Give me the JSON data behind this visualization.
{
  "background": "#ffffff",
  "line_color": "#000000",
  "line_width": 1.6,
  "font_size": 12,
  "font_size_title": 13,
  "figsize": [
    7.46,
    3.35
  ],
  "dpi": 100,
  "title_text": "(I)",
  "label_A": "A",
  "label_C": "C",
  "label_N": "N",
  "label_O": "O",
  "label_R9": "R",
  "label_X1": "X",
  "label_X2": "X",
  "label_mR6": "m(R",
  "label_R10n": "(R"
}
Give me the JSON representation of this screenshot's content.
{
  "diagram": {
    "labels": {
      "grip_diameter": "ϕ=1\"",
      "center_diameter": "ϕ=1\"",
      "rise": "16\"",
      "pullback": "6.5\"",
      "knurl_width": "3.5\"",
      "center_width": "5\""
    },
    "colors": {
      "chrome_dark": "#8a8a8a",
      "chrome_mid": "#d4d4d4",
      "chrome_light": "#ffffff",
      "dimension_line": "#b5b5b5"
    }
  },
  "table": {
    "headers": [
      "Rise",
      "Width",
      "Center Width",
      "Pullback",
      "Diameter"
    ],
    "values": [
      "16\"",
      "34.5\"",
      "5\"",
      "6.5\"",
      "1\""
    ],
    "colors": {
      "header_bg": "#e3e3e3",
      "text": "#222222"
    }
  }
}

---

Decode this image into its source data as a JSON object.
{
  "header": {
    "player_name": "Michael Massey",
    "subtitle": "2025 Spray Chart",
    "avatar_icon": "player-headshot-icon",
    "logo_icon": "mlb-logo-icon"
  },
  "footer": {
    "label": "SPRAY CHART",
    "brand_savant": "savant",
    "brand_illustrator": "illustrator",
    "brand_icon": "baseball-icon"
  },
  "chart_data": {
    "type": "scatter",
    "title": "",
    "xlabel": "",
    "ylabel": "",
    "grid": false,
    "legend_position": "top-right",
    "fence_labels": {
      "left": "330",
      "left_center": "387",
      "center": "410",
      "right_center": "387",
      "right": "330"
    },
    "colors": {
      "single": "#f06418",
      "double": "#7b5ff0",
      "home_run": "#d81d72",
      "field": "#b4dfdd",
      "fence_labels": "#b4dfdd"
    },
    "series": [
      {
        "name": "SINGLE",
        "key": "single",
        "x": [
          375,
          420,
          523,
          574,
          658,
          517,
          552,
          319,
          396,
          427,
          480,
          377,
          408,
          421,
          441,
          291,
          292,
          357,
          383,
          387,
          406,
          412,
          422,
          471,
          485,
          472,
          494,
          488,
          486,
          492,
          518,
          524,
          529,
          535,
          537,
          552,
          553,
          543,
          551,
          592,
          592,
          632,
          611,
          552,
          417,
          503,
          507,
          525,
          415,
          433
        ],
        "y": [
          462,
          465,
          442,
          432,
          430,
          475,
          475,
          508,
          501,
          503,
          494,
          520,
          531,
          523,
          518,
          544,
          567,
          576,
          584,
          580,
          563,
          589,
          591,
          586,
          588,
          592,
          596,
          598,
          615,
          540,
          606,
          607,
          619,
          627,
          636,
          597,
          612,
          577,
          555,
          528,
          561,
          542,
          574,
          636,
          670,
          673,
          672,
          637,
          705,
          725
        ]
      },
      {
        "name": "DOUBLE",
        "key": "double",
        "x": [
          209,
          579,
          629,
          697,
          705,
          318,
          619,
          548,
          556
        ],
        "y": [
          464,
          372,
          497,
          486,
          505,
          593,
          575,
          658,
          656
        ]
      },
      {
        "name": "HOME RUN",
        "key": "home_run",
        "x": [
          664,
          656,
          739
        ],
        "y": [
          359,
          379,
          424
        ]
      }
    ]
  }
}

== What to produce ==
In the lines above, locate the string "this". Copy every line where it occurs.

== Response below ==
Give me the JSON data behind this visualization.
Give me the JSON representation of this screenshot's content.
Decode this image into its source data as a JSON object.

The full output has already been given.